REQUIRED WORK: Wherever "xlabel" appears in a line, list that line.

-- Begin RECORD EXCERPTS --

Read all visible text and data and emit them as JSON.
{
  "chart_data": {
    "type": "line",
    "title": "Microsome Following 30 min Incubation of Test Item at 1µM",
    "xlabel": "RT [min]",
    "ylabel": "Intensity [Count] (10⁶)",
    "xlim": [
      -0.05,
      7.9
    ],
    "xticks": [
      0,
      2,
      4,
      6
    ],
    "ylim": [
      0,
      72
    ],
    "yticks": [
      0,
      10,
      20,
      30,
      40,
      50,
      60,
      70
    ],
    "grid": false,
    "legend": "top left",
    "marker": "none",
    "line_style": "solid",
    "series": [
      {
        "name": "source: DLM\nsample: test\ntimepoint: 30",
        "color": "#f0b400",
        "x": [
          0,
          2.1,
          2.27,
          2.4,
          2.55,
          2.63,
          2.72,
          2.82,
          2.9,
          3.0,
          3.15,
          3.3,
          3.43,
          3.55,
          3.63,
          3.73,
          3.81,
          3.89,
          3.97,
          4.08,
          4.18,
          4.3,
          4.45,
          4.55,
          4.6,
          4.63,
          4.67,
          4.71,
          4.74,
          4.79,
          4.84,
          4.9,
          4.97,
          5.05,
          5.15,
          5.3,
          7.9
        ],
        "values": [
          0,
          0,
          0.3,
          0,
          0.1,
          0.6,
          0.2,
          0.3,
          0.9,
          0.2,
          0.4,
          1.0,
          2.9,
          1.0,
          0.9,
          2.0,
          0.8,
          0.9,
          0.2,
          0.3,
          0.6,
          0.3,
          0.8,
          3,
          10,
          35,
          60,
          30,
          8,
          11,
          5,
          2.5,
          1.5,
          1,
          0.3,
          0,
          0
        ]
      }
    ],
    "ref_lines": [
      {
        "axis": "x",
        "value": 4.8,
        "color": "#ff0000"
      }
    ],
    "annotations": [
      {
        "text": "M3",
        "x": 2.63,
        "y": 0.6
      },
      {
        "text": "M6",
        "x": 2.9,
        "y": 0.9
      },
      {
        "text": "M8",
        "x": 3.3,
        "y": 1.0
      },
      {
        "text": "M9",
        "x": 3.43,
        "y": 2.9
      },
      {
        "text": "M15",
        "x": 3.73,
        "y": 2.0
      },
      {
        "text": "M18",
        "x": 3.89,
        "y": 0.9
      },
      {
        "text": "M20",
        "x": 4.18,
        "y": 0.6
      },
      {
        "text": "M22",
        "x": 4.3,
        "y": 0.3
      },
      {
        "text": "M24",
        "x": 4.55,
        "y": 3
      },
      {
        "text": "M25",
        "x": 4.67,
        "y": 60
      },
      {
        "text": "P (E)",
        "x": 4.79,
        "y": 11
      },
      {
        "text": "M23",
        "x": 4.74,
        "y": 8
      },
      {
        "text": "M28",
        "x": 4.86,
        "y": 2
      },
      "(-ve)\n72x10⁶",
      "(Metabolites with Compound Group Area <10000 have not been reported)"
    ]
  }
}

-- End RECORD EXCERPTS --
-- Begin RECORD EXCERPTS --

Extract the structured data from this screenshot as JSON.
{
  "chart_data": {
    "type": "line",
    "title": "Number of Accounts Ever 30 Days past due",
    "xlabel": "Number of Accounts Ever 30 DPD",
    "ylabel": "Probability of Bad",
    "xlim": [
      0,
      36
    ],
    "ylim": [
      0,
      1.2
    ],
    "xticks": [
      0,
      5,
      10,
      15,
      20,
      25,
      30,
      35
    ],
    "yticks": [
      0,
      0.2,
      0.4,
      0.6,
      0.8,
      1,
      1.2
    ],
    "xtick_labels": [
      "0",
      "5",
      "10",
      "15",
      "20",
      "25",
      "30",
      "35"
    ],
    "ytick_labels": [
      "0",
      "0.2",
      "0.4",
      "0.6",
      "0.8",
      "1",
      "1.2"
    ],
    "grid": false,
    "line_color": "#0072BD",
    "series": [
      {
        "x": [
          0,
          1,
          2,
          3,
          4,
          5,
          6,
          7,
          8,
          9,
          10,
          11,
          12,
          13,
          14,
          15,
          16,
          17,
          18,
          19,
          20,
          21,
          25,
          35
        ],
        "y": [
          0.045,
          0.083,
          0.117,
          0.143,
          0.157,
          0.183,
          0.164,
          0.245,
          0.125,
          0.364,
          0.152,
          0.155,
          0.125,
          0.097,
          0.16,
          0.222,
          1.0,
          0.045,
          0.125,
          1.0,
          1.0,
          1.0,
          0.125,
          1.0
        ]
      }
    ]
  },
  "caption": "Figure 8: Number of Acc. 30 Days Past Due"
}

-- End RECORD EXCERPTS --

OUTPUT FOR THIS TASK:
    "xlabel": "RT [min]",
    "xlabel": "Number of Accounts Ever 30 DPD",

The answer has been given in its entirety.